## SET EXERCISE
Show only lines that include "active".

Stored data entries

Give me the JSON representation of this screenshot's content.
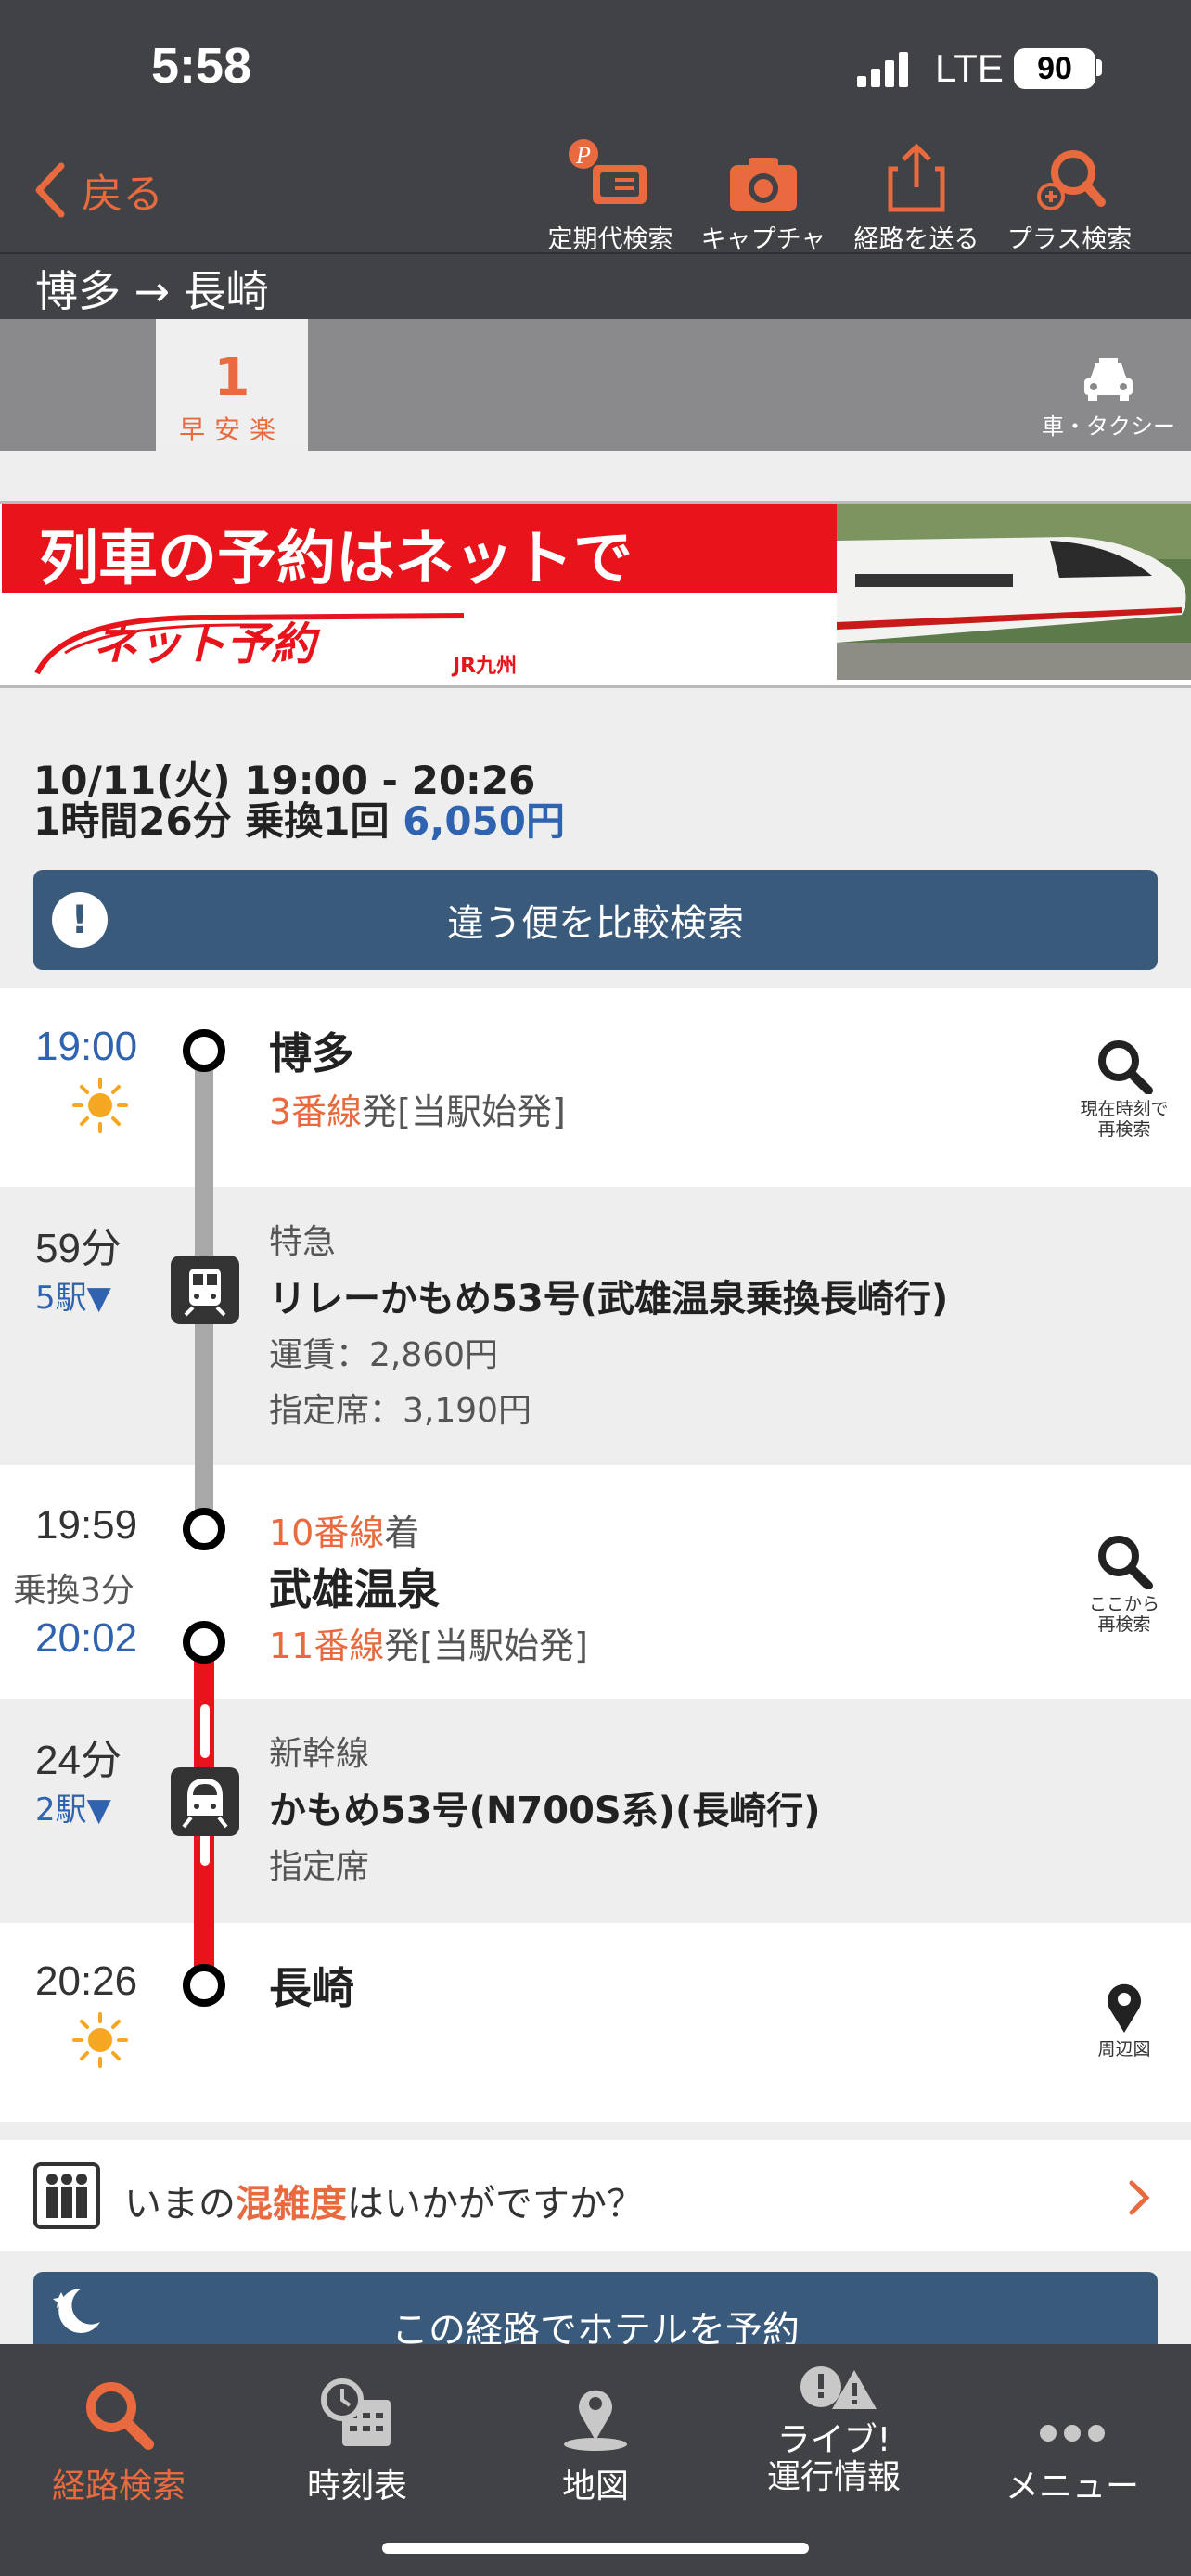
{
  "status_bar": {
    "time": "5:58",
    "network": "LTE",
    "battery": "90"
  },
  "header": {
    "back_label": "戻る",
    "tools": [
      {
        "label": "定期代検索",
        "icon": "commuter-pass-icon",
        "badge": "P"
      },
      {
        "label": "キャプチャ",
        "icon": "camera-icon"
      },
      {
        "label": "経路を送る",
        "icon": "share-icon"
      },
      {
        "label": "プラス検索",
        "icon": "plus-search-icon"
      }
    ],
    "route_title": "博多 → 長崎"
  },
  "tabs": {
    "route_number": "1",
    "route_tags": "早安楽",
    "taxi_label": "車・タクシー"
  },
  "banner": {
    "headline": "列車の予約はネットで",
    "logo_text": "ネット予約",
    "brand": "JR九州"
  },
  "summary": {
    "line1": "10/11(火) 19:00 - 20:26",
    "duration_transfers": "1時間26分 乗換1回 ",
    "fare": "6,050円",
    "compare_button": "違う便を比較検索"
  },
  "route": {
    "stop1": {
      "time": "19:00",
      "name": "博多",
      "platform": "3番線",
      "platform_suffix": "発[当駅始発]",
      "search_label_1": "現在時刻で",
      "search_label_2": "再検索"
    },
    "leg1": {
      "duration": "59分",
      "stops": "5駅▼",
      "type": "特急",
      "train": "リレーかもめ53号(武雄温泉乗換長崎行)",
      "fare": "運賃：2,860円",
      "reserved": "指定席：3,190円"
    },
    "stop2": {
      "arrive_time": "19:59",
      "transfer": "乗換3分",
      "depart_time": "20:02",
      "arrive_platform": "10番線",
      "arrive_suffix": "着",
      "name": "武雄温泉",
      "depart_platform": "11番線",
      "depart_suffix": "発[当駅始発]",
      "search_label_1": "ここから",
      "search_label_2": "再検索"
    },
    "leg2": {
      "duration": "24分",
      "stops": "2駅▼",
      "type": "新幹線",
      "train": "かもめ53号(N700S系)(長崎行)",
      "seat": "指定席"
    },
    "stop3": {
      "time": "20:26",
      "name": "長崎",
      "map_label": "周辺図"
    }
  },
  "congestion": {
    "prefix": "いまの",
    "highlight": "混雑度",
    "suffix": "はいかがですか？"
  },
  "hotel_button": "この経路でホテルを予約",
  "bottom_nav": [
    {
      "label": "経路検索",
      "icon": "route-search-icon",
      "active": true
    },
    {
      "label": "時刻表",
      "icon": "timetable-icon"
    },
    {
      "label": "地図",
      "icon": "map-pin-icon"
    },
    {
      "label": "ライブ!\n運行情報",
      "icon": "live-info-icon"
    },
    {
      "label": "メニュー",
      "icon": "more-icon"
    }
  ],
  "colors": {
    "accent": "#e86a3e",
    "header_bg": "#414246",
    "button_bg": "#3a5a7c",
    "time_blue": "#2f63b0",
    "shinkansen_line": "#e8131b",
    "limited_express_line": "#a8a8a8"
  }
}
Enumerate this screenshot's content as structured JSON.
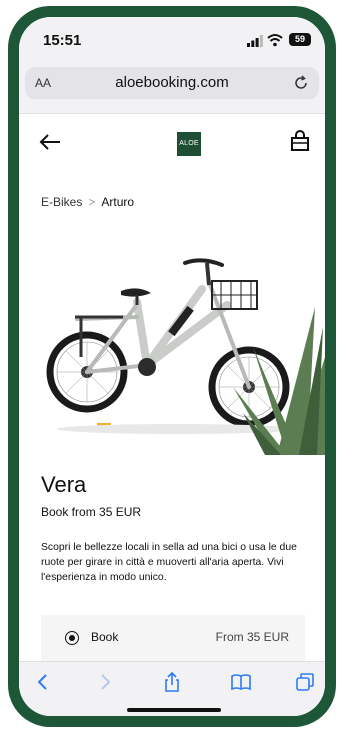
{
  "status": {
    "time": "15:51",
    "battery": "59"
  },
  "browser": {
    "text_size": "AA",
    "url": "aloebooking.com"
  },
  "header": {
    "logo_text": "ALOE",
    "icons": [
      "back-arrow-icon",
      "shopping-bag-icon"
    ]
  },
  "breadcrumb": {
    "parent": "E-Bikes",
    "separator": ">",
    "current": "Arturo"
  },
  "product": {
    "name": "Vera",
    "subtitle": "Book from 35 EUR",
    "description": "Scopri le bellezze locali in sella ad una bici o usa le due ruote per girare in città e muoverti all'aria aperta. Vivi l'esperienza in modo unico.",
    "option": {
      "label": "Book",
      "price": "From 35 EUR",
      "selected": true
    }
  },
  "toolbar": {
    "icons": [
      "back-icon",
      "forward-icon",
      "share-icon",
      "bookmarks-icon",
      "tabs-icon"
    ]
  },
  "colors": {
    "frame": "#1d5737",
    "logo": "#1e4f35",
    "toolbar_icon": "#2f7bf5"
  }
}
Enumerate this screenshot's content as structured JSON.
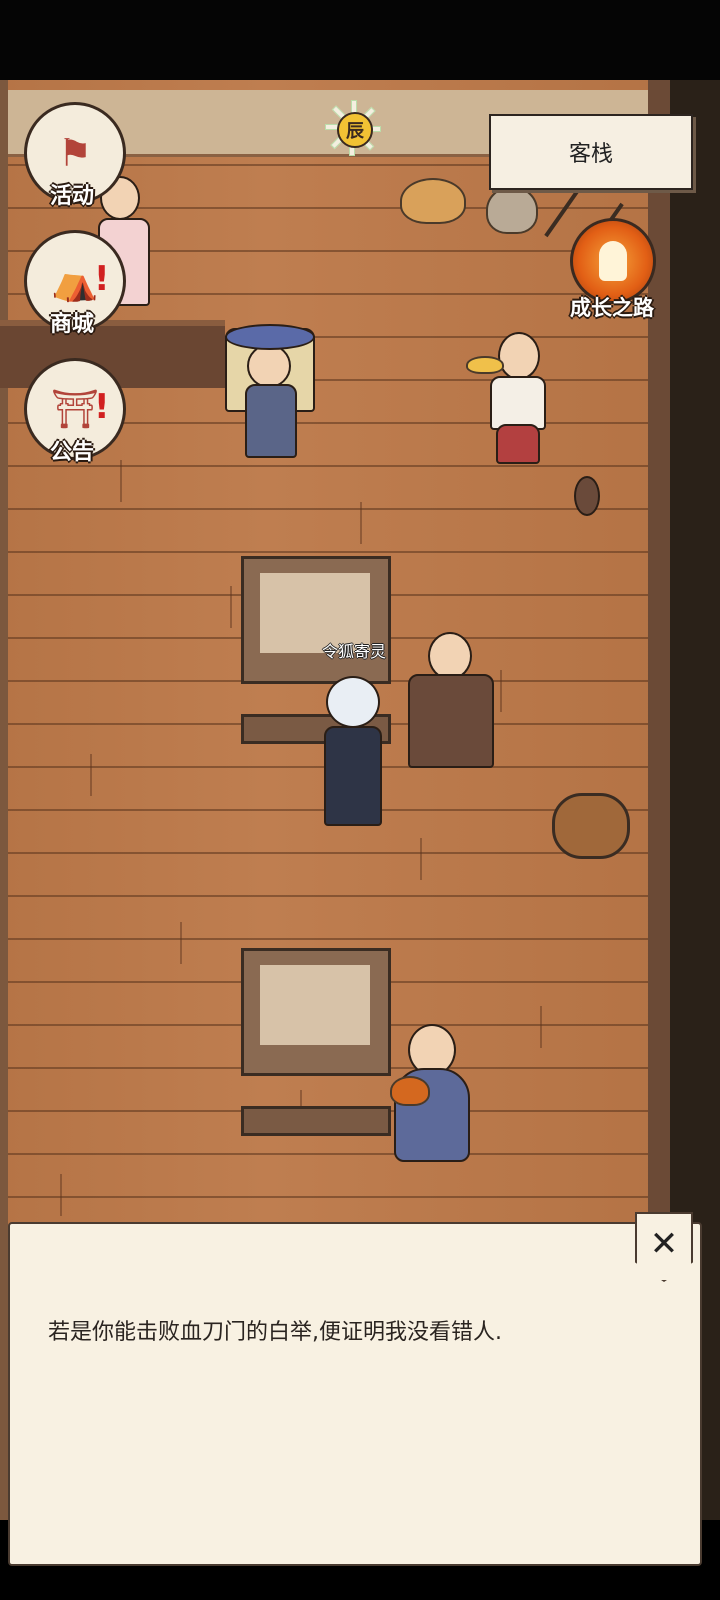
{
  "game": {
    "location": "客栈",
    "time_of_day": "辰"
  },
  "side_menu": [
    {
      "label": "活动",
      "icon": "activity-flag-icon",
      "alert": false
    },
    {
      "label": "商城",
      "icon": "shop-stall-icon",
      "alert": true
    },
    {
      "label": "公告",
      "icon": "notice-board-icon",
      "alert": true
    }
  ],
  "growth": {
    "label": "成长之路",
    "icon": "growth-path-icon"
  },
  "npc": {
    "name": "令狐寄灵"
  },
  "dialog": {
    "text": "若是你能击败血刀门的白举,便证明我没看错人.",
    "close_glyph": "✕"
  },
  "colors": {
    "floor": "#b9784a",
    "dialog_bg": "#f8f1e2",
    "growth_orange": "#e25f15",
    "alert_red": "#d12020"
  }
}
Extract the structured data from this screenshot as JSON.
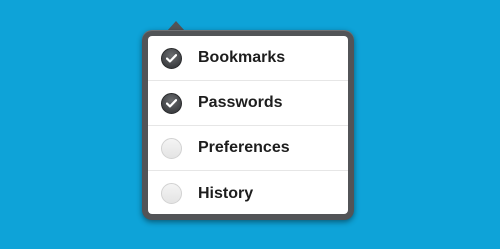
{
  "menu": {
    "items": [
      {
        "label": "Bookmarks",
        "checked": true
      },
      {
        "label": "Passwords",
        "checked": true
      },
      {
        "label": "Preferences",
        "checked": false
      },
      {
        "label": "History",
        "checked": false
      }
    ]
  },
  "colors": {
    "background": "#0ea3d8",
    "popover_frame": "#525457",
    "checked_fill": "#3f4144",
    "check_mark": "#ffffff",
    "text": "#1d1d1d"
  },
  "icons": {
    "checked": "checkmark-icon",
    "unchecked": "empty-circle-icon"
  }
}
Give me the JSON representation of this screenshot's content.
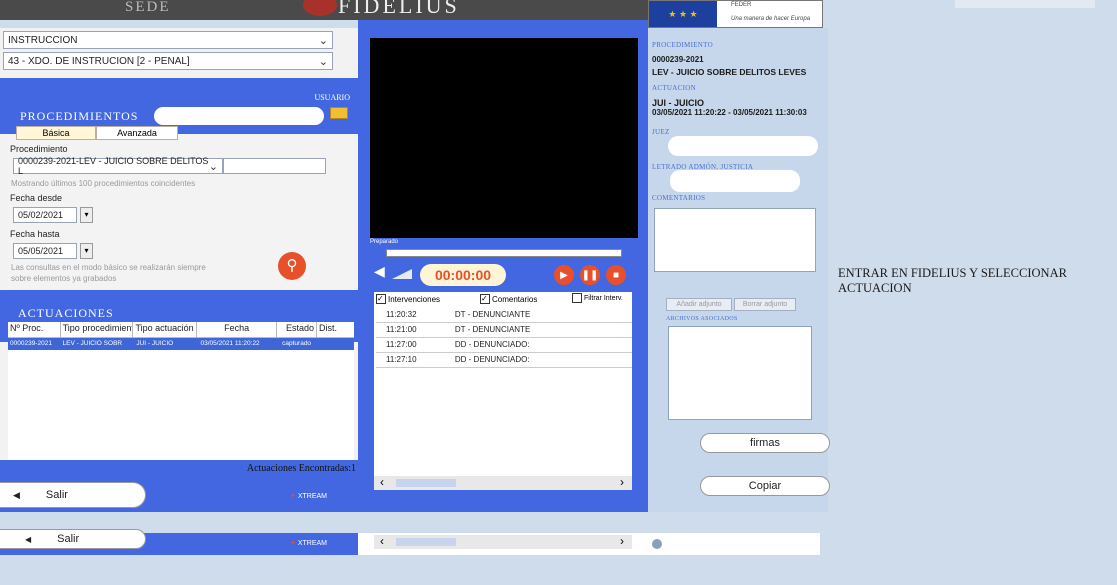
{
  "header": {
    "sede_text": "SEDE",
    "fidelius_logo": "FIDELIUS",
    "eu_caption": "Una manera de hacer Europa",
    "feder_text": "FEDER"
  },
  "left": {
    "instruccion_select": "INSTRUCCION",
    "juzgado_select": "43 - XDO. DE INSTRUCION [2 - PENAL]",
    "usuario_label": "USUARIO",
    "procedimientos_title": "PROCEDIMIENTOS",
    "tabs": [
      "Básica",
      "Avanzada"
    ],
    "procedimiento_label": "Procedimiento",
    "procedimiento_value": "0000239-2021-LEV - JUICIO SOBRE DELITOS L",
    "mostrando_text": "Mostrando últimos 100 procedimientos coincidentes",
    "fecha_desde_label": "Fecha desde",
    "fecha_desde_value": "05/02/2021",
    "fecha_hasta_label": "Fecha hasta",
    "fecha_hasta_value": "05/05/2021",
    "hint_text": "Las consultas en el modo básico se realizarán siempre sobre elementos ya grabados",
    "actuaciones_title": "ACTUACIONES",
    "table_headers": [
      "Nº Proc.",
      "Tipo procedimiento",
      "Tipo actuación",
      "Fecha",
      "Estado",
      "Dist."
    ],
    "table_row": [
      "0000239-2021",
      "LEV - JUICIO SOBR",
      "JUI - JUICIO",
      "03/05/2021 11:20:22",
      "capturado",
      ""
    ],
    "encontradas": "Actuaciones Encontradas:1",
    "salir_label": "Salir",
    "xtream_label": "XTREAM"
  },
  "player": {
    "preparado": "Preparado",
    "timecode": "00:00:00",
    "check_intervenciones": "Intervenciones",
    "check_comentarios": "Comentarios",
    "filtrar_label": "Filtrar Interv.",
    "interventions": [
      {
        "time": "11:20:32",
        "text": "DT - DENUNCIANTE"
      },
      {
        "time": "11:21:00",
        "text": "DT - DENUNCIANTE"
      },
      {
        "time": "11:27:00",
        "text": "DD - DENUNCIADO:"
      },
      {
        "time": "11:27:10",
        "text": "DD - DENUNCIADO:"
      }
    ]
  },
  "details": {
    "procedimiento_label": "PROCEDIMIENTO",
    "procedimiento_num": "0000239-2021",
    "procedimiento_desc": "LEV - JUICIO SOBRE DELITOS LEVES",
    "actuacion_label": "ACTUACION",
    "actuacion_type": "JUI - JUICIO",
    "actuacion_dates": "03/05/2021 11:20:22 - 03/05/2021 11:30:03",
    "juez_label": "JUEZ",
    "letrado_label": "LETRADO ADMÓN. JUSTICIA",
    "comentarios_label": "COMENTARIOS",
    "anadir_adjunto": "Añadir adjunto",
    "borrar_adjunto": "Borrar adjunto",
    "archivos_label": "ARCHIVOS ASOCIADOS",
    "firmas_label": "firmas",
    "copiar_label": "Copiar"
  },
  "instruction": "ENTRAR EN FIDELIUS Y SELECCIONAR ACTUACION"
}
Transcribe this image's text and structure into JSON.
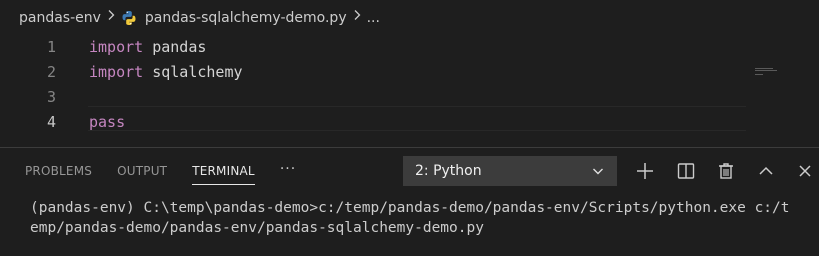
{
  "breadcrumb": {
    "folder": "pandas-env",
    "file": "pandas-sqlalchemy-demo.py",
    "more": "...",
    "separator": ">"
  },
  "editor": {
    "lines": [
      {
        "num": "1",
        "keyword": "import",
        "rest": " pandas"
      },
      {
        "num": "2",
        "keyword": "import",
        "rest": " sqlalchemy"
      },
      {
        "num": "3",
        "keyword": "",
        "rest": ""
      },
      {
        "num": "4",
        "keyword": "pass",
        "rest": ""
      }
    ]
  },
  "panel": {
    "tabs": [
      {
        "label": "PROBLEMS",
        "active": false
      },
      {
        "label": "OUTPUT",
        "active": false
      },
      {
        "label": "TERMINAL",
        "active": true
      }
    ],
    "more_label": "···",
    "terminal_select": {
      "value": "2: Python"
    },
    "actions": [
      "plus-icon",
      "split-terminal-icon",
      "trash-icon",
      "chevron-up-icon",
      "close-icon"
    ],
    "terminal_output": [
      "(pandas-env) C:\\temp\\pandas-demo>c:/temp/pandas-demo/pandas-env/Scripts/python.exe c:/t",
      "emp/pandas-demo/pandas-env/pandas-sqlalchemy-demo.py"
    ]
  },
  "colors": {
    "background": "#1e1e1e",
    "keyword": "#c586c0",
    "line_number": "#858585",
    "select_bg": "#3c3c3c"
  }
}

## THE ANSWER
      "active": true
        "active": false
        "active": false
        "active": true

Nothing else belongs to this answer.